EXERCISE PASSAGE:
......
In the third and final part of our three-part series, we have more unique thoughts from Spectrum Women on awareness, acceptance and action.
Jen Elcheson – from the point of view of true awareness, self-acceptance, and ways we can all be active.
There was a time, much like there is for most people new to autism, when I was not aware of autism, even though I had been given the professional identification! Of course there was not much information at that time and I was heavily in denial.
I finally learned to accept my neurodivergence in my mid 20’s as more information around autism emerged. It wasn’t until I made myself aware of what autism was and was not, that I could move on to accepting myself and then taking action to help others as a writer and mentor.
When I say what autism wasn’t, it usually came back to ‘awareness’ movements and organizations that depicted a negative and constricted view of autism without the input of autistic people. Nothing pointed anywhere near towards acceptance and the right kind of actions!
A lot of my investigation around autism awareness was negative, discouraging, off-putting, and shrouded in fear mongering and the pathology paradigm focused on making us indistinguishable from peers, plus other forms of silencing that were even worse. The thing is, society is aware that autism exists, but perceptions that resulted from that awareness did not promote acceptance.
The dominant narratives and discourse of many non-autistic parents and professionals took (and still take) precedence, but autistic voices; not usually respected or heard. Unfortunately this is still happening.
......
SUPPLIED DATA:
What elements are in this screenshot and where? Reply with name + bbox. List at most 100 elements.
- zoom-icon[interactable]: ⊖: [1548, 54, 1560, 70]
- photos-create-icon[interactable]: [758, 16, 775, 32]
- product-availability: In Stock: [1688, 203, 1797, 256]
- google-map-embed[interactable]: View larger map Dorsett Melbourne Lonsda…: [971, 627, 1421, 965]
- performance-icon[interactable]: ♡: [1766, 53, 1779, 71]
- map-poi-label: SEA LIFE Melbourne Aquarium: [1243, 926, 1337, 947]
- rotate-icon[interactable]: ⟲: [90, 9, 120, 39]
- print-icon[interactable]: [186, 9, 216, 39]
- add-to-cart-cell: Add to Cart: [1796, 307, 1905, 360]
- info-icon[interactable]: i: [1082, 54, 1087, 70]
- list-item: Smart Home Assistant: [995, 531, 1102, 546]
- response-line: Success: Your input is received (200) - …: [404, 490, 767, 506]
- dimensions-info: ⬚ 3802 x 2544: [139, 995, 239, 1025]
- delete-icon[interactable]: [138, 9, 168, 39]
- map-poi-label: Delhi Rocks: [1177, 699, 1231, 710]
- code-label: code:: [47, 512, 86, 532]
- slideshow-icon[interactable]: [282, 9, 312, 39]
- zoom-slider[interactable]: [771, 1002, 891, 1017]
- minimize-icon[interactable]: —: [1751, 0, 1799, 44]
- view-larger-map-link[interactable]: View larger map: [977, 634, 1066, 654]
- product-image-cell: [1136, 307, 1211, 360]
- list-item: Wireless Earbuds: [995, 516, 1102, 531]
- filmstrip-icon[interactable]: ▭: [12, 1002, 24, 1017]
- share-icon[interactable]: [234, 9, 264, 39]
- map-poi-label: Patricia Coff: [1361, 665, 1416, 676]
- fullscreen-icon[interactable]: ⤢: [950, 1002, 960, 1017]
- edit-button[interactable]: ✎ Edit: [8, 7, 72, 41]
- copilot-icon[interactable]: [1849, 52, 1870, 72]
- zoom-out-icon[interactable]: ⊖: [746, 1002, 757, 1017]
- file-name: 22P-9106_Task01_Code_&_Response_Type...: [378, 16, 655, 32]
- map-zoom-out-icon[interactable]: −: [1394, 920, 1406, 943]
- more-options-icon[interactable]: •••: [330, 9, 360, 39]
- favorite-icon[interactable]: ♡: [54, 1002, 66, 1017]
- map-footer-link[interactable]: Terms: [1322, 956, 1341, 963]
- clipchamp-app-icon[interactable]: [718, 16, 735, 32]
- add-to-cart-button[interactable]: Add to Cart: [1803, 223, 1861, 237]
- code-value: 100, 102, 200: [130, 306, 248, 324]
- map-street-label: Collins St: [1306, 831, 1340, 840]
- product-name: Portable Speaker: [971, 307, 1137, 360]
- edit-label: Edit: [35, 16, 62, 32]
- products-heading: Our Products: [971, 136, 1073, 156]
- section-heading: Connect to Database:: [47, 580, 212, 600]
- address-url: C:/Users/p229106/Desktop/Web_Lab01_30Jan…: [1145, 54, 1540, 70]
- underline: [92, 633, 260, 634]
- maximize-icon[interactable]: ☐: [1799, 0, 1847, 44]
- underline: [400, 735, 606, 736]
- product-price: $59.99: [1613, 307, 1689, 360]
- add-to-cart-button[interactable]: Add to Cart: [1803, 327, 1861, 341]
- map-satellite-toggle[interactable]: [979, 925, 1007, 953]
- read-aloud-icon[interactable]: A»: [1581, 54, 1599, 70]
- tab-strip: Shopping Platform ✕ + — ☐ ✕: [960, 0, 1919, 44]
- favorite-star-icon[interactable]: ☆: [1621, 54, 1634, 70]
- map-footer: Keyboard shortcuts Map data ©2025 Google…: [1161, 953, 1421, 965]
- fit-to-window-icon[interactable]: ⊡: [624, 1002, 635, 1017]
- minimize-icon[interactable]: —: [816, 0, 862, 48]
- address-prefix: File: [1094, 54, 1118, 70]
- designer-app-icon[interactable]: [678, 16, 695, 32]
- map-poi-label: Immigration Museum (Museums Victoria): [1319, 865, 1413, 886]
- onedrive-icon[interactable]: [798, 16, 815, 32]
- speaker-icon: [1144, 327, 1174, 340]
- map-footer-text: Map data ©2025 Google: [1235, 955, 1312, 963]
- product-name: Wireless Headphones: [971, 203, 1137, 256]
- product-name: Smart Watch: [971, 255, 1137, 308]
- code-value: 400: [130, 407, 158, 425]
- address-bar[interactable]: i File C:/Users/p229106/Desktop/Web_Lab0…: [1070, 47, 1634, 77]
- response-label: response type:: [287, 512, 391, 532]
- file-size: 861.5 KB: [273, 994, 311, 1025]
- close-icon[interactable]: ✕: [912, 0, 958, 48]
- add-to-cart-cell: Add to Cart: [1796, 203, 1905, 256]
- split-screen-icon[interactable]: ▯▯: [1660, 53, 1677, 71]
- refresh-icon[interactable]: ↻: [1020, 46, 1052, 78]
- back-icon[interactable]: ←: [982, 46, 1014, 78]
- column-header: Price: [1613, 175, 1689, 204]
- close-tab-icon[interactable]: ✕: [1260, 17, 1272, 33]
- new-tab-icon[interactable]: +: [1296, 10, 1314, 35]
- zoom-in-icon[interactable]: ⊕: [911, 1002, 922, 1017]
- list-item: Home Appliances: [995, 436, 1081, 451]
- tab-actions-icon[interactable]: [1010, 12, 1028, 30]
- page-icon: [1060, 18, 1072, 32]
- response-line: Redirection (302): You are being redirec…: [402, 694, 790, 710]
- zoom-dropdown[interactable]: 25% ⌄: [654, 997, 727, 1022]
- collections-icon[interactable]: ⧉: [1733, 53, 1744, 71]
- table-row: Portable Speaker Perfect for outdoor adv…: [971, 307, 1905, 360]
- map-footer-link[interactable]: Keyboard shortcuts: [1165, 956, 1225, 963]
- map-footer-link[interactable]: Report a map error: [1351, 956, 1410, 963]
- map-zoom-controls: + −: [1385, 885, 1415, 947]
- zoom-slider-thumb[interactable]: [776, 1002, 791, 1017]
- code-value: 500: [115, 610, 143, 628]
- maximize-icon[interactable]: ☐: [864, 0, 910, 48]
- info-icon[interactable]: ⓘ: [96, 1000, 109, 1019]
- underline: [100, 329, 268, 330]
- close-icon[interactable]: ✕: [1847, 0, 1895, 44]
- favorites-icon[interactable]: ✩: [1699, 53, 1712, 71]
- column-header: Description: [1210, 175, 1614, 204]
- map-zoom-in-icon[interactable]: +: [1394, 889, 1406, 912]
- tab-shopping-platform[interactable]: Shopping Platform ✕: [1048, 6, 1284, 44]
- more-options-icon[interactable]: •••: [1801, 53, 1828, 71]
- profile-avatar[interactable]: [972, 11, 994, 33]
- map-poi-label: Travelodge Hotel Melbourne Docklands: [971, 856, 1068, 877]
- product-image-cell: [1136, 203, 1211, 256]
......
ASSIGNED TASK A: When did the writer of the passage on autism awareness finally learn to accept being neurodivergent?
ASSIGNED TASK B: Copy the passage on autism awareness from "The dominant narratives" through "is still happening.", swapping "parents" for "families".
The records were taken from a separate source.

WRITTEN REPLY A: In the mid 20's, as more information around autism emerged.

WRITTEN REPLY B:
The dominant narratives and discourse of many non-autistic families and professionals took (and still take) precedence, but autistic voices; not usually respected or heard. Unfortunately this is still happening.